===== Given information =====

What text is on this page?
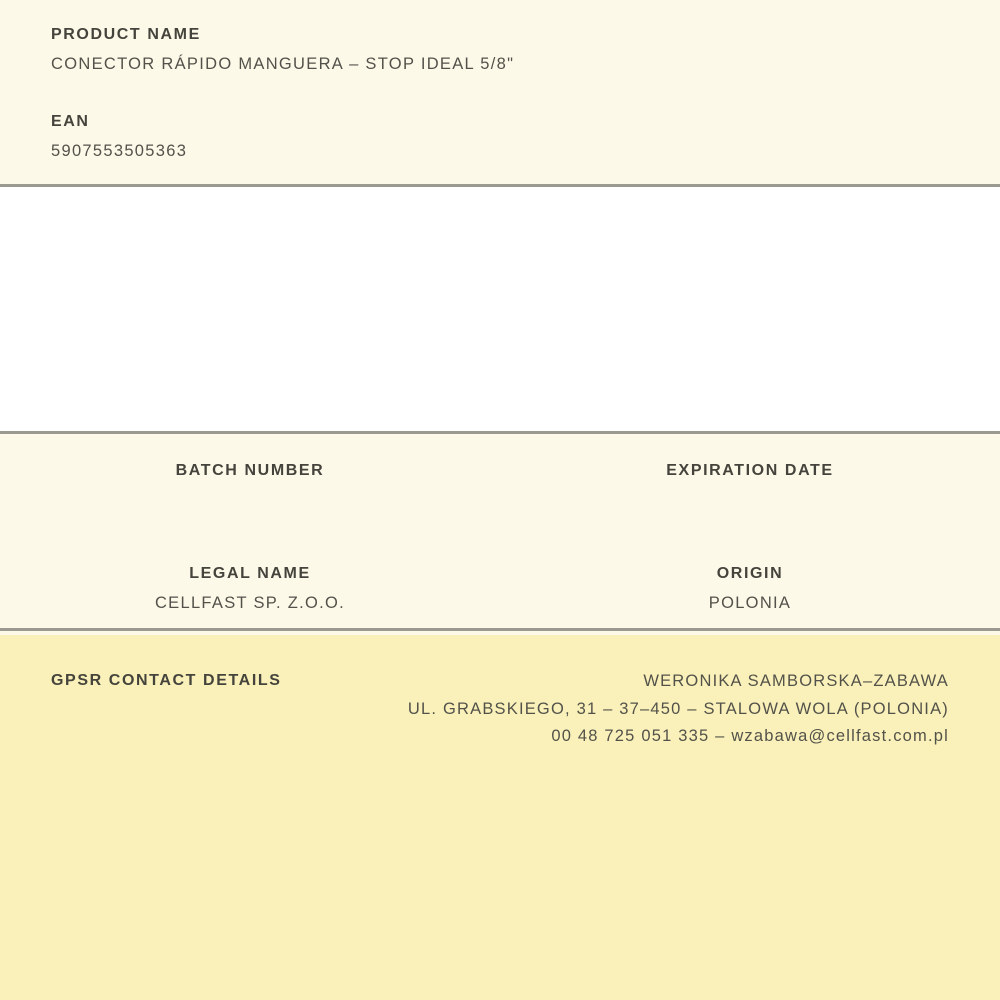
PRODUCT NAME
CONECTOR RÁPIDO MANGUERA – STOP IDEAL 5/8"
EAN
5907553505363
BATCH NUMBER	EXPIRATION DATE
LEGAL NAME
CELLFAST SP. Z.O.O.
ORIGIN
POLONIA
GPSR CONTACT DETAILS	WERONIKA SAMBORSKA–ZABAWA
UL. GRABSKIEGO, 31 – 37–450 – STALOWA WOLA (POLONIA)
00 48 725 051 335 – wzabawa@cellfast.com.pl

=====

(What to produce): Every line of the data should be copied as it stands, without the images.

(Answer in full):
What text is on this page?
PRODUCT NAME
CONECTOR RÁPIDO MANGUERA – STOP IDEAL 5/8"
EAN
5907553505363
BATCH NUMBER	EXPIRATION DATE
LEGAL NAME
CELLFAST SP. Z.O.O.
ORIGIN
POLONIA
GPSR CONTACT DETAILS	WERONIKA SAMBORSKA–ZABAWA
UL. GRABSKIEGO, 31 – 37–450 – STALOWA WOLA (POLONIA)
00 48 725 051 335 – wzabawa@cellfast.com.pl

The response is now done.